(Figure contents as structured data)
========

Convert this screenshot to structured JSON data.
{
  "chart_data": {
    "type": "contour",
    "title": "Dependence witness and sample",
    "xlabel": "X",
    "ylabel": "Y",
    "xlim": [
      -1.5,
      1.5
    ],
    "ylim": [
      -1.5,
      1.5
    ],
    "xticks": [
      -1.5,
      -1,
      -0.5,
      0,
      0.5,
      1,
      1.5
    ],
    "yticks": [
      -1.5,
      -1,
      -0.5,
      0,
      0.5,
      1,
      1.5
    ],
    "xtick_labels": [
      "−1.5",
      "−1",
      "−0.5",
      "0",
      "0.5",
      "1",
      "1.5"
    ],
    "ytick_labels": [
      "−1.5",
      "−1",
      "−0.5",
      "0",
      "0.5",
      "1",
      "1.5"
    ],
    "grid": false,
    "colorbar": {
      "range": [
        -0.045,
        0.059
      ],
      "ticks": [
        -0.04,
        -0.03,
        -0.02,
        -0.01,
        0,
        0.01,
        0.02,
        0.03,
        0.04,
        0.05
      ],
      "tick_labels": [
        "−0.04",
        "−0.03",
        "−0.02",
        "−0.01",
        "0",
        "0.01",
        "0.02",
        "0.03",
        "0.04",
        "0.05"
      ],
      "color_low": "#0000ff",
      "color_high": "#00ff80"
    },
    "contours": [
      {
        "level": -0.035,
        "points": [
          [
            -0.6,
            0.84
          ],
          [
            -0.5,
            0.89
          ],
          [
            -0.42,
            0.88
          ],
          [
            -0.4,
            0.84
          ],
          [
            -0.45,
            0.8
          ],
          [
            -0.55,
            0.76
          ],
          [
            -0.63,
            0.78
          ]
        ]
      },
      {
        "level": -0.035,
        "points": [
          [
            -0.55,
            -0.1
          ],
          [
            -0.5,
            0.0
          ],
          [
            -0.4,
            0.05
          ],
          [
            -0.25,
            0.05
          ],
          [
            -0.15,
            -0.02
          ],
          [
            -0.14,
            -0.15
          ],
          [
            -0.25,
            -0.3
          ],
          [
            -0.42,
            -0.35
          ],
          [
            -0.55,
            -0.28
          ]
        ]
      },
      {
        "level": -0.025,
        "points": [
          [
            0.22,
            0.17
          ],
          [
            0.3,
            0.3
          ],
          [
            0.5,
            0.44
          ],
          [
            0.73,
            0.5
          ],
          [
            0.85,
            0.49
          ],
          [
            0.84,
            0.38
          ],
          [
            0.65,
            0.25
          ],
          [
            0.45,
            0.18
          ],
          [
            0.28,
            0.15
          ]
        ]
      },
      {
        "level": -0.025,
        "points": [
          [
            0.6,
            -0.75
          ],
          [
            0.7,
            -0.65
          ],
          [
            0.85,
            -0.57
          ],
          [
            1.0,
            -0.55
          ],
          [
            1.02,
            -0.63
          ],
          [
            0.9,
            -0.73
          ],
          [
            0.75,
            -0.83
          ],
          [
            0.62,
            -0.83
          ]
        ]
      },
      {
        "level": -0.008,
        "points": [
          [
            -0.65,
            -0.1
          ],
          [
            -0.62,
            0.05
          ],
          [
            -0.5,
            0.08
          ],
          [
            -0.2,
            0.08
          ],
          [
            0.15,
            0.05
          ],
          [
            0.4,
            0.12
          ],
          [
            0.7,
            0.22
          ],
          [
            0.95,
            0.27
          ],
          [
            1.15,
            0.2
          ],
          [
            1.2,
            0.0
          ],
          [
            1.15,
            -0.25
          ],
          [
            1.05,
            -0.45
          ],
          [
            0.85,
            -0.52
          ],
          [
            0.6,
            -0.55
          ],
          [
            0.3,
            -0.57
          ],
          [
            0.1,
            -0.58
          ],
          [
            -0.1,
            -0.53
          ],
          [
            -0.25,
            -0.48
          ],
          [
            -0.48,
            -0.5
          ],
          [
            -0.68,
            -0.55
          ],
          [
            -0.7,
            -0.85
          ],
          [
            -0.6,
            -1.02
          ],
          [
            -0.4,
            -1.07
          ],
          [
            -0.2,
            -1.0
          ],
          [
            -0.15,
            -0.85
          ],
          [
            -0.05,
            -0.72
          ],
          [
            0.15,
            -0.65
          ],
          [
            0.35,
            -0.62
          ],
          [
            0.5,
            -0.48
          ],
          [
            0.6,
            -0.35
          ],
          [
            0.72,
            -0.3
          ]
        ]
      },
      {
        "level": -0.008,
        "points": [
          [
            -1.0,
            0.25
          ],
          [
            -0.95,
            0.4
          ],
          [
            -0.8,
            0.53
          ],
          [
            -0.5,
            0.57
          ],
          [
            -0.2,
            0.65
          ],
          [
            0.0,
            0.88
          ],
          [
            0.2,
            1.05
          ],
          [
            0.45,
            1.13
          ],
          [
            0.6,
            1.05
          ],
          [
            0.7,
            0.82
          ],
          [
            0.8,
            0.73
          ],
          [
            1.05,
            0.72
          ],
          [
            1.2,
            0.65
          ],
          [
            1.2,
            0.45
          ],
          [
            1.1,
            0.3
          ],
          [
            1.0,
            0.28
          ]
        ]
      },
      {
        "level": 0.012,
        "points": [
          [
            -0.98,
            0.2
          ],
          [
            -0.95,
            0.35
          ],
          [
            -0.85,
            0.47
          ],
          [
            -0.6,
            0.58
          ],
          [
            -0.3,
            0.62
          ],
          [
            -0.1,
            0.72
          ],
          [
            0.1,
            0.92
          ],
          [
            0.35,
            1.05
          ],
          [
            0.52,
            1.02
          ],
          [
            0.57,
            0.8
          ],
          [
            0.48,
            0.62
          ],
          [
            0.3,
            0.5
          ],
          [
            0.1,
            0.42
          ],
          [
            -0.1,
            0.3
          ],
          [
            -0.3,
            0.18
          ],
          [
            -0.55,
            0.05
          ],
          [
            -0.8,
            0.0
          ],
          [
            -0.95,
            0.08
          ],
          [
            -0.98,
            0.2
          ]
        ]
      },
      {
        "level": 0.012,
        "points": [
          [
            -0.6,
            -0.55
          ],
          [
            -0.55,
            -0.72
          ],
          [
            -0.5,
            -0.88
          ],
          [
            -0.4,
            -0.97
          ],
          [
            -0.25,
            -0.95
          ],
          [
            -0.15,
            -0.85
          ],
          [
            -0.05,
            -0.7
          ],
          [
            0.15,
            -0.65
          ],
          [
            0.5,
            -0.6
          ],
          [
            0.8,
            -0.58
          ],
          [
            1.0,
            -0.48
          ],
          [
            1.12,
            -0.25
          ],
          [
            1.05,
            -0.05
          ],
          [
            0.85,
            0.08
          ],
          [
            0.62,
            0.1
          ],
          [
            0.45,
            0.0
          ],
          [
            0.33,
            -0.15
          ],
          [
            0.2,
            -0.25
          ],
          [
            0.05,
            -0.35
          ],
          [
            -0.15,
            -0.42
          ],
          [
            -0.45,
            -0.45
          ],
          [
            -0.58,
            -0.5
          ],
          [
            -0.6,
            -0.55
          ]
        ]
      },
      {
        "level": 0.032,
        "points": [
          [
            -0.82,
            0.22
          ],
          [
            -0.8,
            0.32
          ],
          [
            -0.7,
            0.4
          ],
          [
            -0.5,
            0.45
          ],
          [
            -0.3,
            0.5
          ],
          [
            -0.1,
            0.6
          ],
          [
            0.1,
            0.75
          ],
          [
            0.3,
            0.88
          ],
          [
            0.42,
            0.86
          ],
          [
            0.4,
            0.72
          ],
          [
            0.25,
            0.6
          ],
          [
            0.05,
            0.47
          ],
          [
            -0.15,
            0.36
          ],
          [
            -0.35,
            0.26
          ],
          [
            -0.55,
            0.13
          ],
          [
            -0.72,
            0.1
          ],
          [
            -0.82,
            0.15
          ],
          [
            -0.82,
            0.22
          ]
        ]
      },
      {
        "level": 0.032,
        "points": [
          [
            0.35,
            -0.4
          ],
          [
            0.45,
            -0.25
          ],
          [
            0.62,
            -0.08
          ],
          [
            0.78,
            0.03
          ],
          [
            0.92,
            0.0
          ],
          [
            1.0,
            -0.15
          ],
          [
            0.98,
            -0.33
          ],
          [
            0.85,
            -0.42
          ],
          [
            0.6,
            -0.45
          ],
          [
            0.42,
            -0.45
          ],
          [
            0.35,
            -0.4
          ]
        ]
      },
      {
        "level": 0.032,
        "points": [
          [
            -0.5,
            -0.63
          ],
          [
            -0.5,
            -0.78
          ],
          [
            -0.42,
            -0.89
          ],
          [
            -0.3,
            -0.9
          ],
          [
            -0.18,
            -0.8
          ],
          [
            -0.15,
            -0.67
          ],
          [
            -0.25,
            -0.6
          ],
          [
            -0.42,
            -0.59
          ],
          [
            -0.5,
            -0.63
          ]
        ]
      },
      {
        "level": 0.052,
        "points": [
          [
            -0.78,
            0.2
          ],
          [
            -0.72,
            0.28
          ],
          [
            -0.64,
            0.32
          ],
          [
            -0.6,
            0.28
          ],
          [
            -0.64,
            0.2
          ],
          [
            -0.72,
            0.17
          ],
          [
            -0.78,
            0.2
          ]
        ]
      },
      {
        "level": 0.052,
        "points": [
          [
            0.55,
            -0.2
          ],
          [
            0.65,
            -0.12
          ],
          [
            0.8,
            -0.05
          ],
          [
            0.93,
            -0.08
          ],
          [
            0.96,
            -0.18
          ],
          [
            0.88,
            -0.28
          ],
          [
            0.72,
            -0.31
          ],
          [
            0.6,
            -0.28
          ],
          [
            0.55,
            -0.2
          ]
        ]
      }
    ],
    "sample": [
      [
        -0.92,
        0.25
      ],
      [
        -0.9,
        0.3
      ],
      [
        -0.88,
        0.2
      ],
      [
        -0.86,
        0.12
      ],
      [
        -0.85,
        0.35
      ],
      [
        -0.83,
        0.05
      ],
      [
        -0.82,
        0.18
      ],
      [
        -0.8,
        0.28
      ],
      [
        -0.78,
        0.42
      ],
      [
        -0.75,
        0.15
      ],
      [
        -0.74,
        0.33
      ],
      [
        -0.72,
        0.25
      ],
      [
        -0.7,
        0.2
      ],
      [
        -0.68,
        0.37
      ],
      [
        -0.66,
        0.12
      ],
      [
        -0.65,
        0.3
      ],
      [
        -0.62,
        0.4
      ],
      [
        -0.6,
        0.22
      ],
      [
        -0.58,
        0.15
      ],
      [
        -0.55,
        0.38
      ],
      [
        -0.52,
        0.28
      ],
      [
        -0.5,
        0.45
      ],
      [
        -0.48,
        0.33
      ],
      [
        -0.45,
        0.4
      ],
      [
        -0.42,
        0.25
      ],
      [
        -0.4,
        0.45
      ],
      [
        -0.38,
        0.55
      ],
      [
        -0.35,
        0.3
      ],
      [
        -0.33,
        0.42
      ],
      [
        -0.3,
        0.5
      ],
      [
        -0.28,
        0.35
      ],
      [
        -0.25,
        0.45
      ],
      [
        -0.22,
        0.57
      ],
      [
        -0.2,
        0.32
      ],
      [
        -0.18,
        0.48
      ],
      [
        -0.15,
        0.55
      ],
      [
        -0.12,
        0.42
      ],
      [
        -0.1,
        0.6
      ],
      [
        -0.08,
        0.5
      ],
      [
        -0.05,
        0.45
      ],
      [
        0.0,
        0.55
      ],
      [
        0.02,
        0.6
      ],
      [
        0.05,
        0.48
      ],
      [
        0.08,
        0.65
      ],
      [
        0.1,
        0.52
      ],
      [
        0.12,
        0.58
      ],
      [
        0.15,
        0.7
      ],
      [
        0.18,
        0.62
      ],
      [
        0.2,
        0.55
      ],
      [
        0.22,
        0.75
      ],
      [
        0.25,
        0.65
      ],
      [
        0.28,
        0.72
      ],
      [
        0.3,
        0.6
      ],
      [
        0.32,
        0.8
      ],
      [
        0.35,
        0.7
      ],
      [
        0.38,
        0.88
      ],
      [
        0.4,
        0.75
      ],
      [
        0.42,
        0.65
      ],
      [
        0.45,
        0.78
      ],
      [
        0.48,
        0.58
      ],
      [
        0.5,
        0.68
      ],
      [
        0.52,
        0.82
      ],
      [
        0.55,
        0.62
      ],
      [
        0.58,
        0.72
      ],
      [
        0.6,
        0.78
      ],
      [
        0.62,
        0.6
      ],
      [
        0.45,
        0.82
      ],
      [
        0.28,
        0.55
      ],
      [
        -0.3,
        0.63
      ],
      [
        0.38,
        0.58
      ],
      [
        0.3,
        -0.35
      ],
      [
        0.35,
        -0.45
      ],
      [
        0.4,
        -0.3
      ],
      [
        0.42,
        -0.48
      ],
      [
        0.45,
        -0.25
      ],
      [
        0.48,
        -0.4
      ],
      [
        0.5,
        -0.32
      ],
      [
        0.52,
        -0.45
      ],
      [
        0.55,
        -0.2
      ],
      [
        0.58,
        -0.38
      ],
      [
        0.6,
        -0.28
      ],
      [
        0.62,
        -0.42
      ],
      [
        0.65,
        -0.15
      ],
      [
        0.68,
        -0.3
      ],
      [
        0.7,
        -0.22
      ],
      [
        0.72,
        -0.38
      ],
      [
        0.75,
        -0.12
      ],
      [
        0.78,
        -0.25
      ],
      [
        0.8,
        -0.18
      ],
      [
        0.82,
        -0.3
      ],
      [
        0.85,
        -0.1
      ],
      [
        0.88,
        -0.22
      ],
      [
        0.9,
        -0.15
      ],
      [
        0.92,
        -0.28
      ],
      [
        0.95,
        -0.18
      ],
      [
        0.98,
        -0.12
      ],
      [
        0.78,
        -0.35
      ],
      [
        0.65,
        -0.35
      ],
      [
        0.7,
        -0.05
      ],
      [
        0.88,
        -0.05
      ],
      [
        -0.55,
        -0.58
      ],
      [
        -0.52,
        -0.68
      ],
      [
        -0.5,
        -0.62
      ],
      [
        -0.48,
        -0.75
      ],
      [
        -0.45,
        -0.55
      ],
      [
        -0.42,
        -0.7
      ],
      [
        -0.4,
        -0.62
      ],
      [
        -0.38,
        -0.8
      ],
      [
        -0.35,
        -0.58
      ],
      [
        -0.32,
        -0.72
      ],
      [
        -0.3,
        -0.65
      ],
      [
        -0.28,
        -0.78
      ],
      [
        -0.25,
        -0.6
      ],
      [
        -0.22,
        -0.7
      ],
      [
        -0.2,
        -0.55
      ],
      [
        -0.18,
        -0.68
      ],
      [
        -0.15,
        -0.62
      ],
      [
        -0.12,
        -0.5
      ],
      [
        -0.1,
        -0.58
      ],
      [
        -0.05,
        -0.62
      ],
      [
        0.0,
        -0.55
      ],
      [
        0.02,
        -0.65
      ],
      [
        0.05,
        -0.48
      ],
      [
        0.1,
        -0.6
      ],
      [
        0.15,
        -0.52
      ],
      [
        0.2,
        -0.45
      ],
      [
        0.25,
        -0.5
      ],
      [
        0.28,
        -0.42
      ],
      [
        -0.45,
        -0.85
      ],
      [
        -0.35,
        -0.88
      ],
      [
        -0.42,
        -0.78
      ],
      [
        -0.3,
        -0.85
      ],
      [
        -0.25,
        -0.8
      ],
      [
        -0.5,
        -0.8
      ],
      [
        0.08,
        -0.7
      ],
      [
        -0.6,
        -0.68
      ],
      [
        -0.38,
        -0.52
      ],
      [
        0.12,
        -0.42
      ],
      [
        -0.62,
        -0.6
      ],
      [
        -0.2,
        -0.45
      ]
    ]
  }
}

========

# [Prompt]
Count all lines of the data that include "sample". The answer is the number alone.

# [Full output]
2